[Stored data]
——————————
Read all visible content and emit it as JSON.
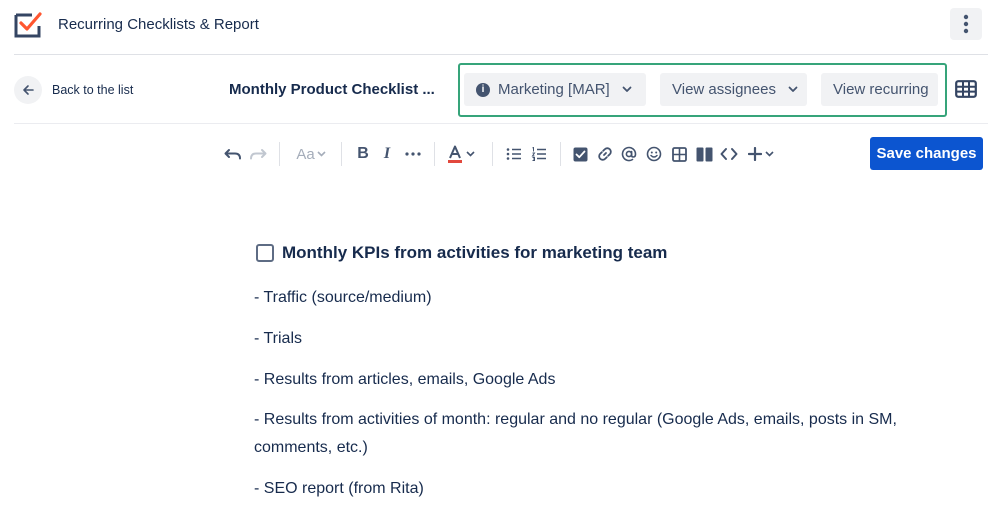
{
  "app": {
    "title": "Recurring Checklists & Report",
    "colors": {
      "logo_dark": "#344563",
      "logo_accent": "#ff5630",
      "primary": "#0c55d0",
      "highlight_border": "#36a47a"
    }
  },
  "toolbar": {
    "back_label": "Back to the list",
    "doc_title": "Monthly Product Checklist ...",
    "project_label": "Marketing [MAR]",
    "assignees_label": "View assignees",
    "recurring_label": "View recurring",
    "save_label": "Save changes"
  },
  "editor_toolbar": {
    "text_style_label": "Aa",
    "bold_label": "B",
    "italic_label": "I",
    "more_label": "···",
    "text_color_label": "A",
    "icons": [
      "undo-icon",
      "redo-icon",
      "text-style-icon",
      "bold-icon",
      "italic-icon",
      "more-formatting-icon",
      "text-color-icon",
      "bullet-list-icon",
      "numbered-list-icon",
      "action-item-icon",
      "link-icon",
      "mention-icon",
      "emoji-icon",
      "table-icon",
      "layouts-icon",
      "code-icon",
      "insert-plus-icon"
    ]
  },
  "content": {
    "task_title": "Monthly KPIs from activities for marketing team",
    "task_checked": false,
    "items": [
      "- Traffic (source/medium)",
      "- Trials",
      "- Results from articles, emails, Google Ads",
      "- Results from activities of month: regular and no regular (Google Ads, emails, posts in SM, comments, etc.)",
      "- SEO report (from Rita)"
    ]
  }
}
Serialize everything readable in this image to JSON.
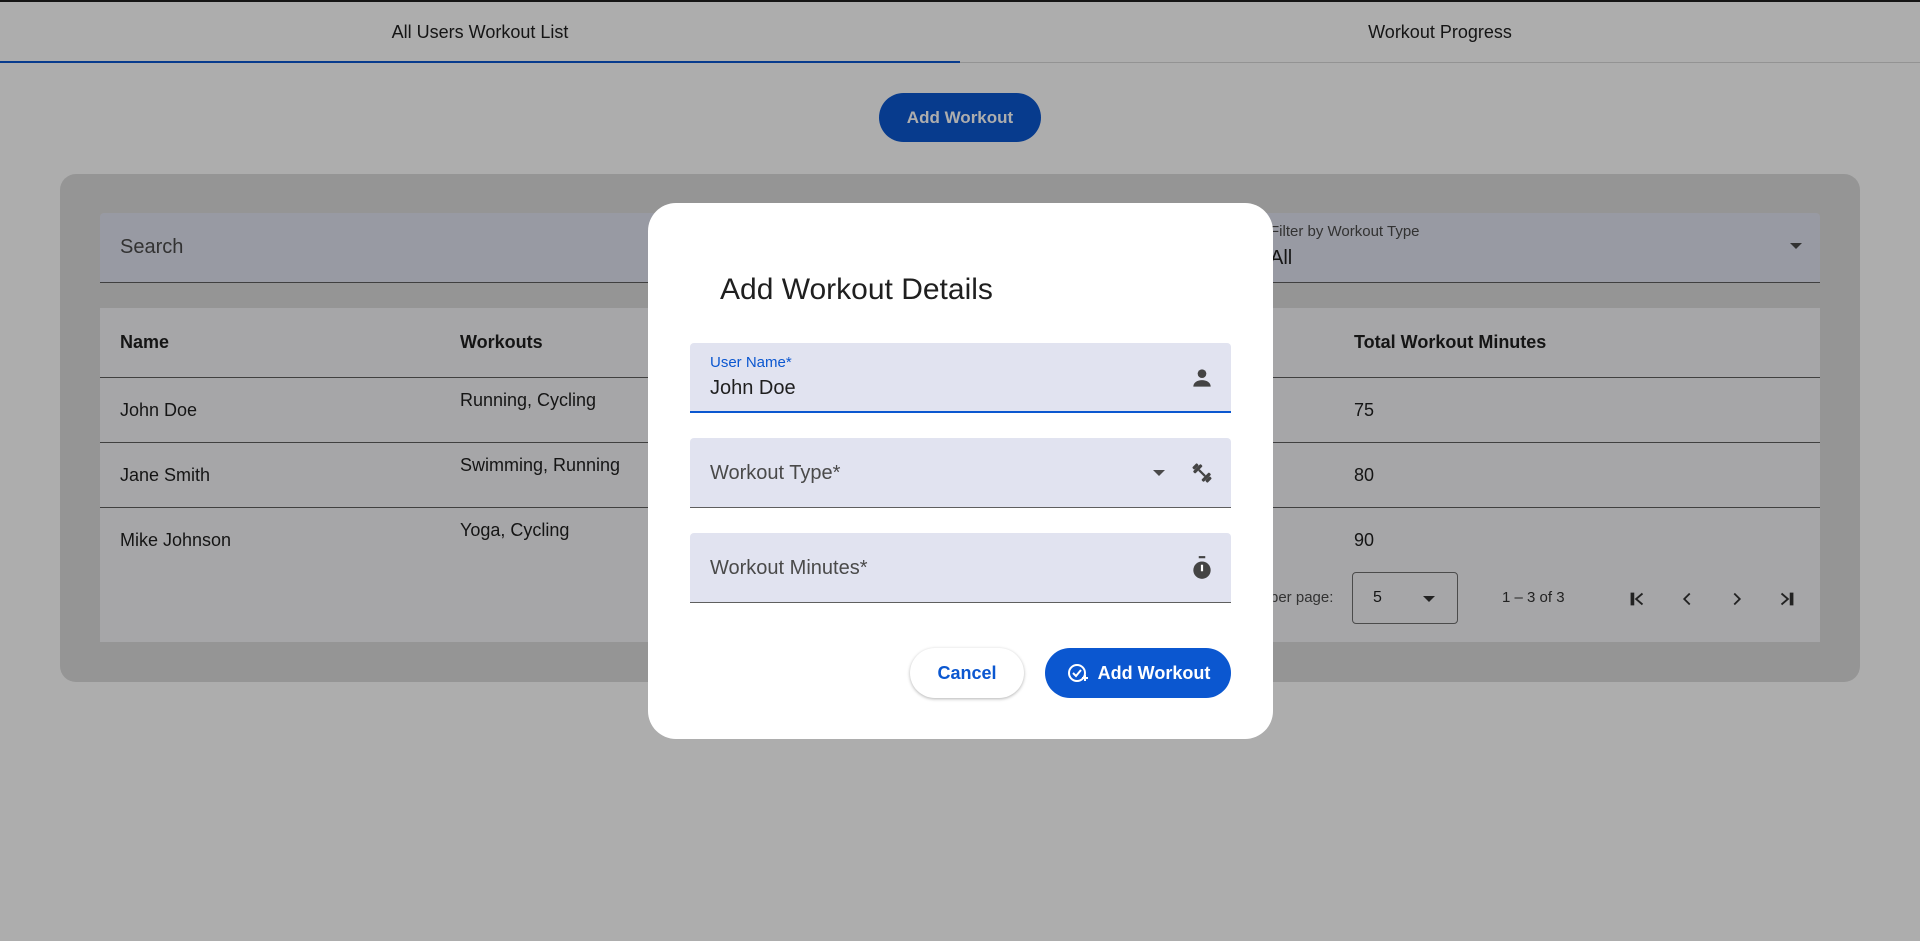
——————————
Of the lines in the records, determine how many contain the word "Results", and report that number alone.

The solution:
2